Records from a collection
▬▬▬▬▬▬

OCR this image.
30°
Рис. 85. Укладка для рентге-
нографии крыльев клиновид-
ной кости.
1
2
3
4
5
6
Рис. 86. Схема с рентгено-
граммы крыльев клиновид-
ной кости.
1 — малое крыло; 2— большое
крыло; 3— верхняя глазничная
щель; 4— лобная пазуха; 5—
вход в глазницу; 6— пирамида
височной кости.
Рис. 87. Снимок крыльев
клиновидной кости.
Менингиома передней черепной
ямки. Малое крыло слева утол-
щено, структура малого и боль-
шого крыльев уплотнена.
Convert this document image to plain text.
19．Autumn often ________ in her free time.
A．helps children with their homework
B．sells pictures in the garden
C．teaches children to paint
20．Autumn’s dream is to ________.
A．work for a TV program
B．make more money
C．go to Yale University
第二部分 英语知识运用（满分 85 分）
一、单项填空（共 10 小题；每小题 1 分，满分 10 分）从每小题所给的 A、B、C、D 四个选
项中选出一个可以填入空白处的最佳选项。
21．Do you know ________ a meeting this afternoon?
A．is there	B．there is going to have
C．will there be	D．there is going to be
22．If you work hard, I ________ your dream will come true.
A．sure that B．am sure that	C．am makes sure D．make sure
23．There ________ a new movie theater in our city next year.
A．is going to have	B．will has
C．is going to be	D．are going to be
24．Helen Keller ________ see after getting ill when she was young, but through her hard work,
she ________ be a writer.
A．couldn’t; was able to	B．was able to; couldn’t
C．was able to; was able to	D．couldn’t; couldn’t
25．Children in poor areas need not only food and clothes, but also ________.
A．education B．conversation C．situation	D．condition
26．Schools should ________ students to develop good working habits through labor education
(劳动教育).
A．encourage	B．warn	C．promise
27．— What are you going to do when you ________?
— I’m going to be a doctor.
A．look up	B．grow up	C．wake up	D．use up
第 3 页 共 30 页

▬▬▬▬▬▬

Task instructions: Restate every entry word for word.

Written answer:
OCR this image.
30°
Рис. 85. Укладка для рентге-
нографии крыльев клиновид-
ной кости.
1
2
3
4
5
6
Рис. 86. Схема с рентгено-
граммы крыльев клиновид-
ной кости.
1 — малое крыло; 2— большое
крыло; 3— верхняя глазничная
щель; 4— лобная пазуха; 5—
вход в глазницу; 6— пирамида
височной кости.
Рис. 87. Снимок крыльев
клиновидной кости.
Менингиома передней черепной
ямки. Малое крыло слева утол-
щено, структура малого и боль-
шого крыльев уплотнена.
Convert this document image to plain text.
19．Autumn often ________ in her free time.
A．helps children with their homework
B．sells pictures in the garden
C．teaches children to paint
20．Autumn’s dream is to ________.
A．work for a TV program
B．make more money
C．go to Yale University
第二部分 英语知识运用（满分 85 分）
一、单项填空（共 10 小题；每小题 1 分，满分 10 分）从每小题所给的 A、B、C、D 四个选
项中选出一个可以填入空白处的最佳选项。
21．Do you know ________ a meeting this afternoon?
A．is there	B．there is going to have
C．will there be	D．there is going to be
22．If you work hard, I ________ your dream will come true.
A．sure that B．am sure that	C．am makes sure D．make sure
23．There ________ a new movie theater in our city next year.
A．is going to have	B．will has
C．is going to be	D．are going to be
24．Helen Keller ________ see after getting ill when she was young, but through her hard work,
she ________ be a writer.
A．couldn’t; was able to	B．was able to; couldn’t
C．was able to; was able to	D．couldn’t; couldn’t
25．Children in poor areas need not only food and clothes, but also ________.
A．education B．conversation C．situation	D．condition
26．Schools should ________ students to develop good working habits through labor education
(劳动教育).
A．encourage	B．warn	C．promise
27．— What are you going to do when you ________?
— I’m going to be a doctor.
A．look up	B．grow up	C．wake up	D．use up
第 3 页 共 30 页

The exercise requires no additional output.